(Stored data)
────────────────────────────────────────
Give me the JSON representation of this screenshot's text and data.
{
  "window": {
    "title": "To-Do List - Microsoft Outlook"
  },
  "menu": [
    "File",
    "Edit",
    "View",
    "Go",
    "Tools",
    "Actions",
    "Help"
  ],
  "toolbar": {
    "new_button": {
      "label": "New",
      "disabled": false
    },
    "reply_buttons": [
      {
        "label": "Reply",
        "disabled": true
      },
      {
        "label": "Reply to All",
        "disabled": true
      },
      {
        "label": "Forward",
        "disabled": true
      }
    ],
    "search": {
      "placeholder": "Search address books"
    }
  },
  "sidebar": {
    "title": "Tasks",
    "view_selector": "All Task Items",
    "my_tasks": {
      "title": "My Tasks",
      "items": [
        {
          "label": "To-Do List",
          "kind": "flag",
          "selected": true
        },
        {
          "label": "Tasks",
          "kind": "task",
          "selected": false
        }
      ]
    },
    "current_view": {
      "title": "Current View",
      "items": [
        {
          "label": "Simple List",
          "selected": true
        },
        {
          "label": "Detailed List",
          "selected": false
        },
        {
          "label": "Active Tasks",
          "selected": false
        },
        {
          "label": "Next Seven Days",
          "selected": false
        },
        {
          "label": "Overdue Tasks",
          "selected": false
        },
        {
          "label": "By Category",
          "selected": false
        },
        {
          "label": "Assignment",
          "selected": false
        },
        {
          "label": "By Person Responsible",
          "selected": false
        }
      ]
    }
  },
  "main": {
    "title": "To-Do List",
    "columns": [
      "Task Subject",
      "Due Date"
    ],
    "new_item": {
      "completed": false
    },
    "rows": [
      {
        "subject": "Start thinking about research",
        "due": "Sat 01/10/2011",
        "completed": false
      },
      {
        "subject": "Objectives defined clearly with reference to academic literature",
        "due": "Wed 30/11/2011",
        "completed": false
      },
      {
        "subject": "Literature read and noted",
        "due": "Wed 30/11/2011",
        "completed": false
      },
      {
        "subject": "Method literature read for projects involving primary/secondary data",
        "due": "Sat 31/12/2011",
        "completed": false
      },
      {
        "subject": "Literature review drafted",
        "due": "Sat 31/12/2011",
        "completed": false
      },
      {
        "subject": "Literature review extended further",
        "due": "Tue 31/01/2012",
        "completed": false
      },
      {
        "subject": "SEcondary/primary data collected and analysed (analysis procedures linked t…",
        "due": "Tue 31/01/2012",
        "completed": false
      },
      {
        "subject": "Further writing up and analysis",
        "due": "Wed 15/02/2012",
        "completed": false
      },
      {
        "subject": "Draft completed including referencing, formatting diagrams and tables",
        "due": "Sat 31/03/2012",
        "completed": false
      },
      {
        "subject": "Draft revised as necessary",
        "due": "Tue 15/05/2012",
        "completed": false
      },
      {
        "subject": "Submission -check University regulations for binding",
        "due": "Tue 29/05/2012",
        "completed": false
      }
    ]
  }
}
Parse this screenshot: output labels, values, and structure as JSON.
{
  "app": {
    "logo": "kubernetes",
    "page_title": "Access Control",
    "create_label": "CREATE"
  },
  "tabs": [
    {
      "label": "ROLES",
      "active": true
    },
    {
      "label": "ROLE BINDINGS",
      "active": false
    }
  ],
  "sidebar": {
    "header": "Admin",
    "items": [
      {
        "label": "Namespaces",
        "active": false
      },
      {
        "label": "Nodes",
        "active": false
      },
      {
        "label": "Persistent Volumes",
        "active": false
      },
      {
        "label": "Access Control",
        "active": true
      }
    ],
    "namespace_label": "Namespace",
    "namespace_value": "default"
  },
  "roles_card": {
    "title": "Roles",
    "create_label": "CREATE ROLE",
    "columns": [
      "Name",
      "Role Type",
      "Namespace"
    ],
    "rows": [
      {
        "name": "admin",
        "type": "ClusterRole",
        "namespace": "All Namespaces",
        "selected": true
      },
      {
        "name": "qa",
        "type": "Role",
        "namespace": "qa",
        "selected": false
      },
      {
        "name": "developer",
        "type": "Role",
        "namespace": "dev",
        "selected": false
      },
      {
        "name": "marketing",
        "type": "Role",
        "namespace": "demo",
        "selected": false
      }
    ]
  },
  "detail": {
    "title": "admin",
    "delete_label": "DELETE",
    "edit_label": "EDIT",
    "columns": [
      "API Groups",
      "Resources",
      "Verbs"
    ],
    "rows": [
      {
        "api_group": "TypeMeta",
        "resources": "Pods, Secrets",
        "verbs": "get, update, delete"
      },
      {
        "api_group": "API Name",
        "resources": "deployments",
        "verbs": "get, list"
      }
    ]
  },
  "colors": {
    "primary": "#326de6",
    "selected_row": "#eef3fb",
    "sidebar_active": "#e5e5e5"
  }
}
────────────────────────────────────────
> [GOAL OF THE EXERCISE]: Copy out every entry again, exactly as it was given.

> [ANSWER TO THE PROBLEM]:
Give me the JSON representation of this screenshot's text and data.
{
  "window": {
    "title": "To-Do List - Microsoft Outlook"
  },
  "menu": [
    "File",
    "Edit",
    "View",
    "Go",
    "Tools",
    "Actions",
    "Help"
  ],
  "toolbar": {
    "new_button": {
      "label": "New",
      "disabled": false
    },
    "reply_buttons": [
      {
        "label": "Reply",
        "disabled": true
      },
      {
        "label": "Reply to All",
        "disabled": true
      },
      {
        "label": "Forward",
        "disabled": true
      }
    ],
    "search": {
      "placeholder": "Search address books"
    }
  },
  "sidebar": {
    "title": "Tasks",
    "view_selector": "All Task Items",
    "my_tasks": {
      "title": "My Tasks",
      "items": [
        {
          "label": "To-Do List",
          "kind": "flag",
          "selected": true
        },
        {
          "label": "Tasks",
          "kind": "task",
          "selected": false
        }
      ]
    },
    "current_view": {
      "title": "Current View",
      "items": [
        {
          "label": "Simple List",
          "selected": true
        },
        {
          "label": "Detailed List",
          "selected": false
        },
        {
          "label": "Active Tasks",
          "selected": false
        },
        {
          "label": "Next Seven Days",
          "selected": false
        },
        {
          "label": "Overdue Tasks",
          "selected": false
        },
        {
          "label": "By Category",
          "selected": false
        },
        {
          "label": "Assignment",
          "selected": false
        },
        {
          "label": "By Person Responsible",
          "selected": false
        }
      ]
    }
  },
  "main": {
    "title": "To-Do List",
    "columns": [
      "Task Subject",
      "Due Date"
    ],
    "new_item": {
      "completed": false
    },
    "rows": [
      {
        "subject": "Start thinking about research",
        "due": "Sat 01/10/2011",
        "completed": false
      },
      {
        "subject": "Objectives defined clearly with reference to academic literature",
        "due": "Wed 30/11/2011",
        "completed": false
      },
      {
        "subject": "Literature read and noted",
        "due": "Wed 30/11/2011",
        "completed": false
      },
      {
        "subject": "Method literature read for projects involving primary/secondary data",
        "due": "Sat 31/12/2011",
        "completed": false
      },
      {
        "subject": "Literature review drafted",
        "due": "Sat 31/12/2011",
        "completed": false
      },
      {
        "subject": "Literature review extended further",
        "due": "Tue 31/01/2012",
        "completed": false
      },
      {
        "subject": "SEcondary/primary data collected and analysed (analysis procedures linked t…",
        "due": "Tue 31/01/2012",
        "completed": false
      },
      {
        "subject": "Further writing up and analysis",
        "due": "Wed 15/02/2012",
        "completed": false
      },
      {
        "subject": "Draft completed including referencing, formatting diagrams and tables",
        "due": "Sat 31/03/2012",
        "completed": false
      },
      {
        "subject": "Draft revised as necessary",
        "due": "Tue 15/05/2012",
        "completed": false
      },
      {
        "subject": "Submission -check University regulations for binding",
        "due": "Tue 29/05/2012",
        "completed": false
      }
    ]
  }
}
Parse this screenshot: output labels, values, and structure as JSON.
{
  "app": {
    "logo": "kubernetes",
    "page_title": "Access Control",
    "create_label": "CREATE"
  },
  "tabs": [
    {
      "label": "ROLES",
      "active": true
    },
    {
      "label": "ROLE BINDINGS",
      "active": false
    }
  ],
  "sidebar": {
    "header": "Admin",
    "items": [
      {
        "label": "Namespaces",
        "active": false
      },
      {
        "label": "Nodes",
        "active": false
      },
      {
        "label": "Persistent Volumes",
        "active": false
      },
      {
        "label": "Access Control",
        "active": true
      }
    ],
    "namespace_label": "Namespace",
    "namespace_value": "default"
  },
  "roles_card": {
    "title": "Roles",
    "create_label": "CREATE ROLE",
    "columns": [
      "Name",
      "Role Type",
      "Namespace"
    ],
    "rows": [
      {
        "name": "admin",
        "type": "ClusterRole",
        "namespace": "All Namespaces",
        "selected": true
      },
      {
        "name": "qa",
        "type": "Role",
        "namespace": "qa",
        "selected": false
      },
      {
        "name": "developer",
        "type": "Role",
        "namespace": "dev",
        "selected": false
      },
      {
        "name": "marketing",
        "type": "Role",
        "namespace": "demo",
        "selected": false
      }
    ]
  },
  "detail": {
    "title": "admin",
    "delete_label": "DELETE",
    "edit_label": "EDIT",
    "columns": [
      "API Groups",
      "Resources",
      "Verbs"
    ],
    "rows": [
      {
        "api_group": "TypeMeta",
        "resources": "Pods, Secrets",
        "verbs": "get, update, delete"
      },
      {
        "api_group": "API Name",
        "resources": "deployments",
        "verbs": "get, list"
      }
    ]
  },
  "colors": {
    "primary": "#326de6",
    "selected_row": "#eef3fb",
    "sidebar_active": "#e5e5e5"
  }
}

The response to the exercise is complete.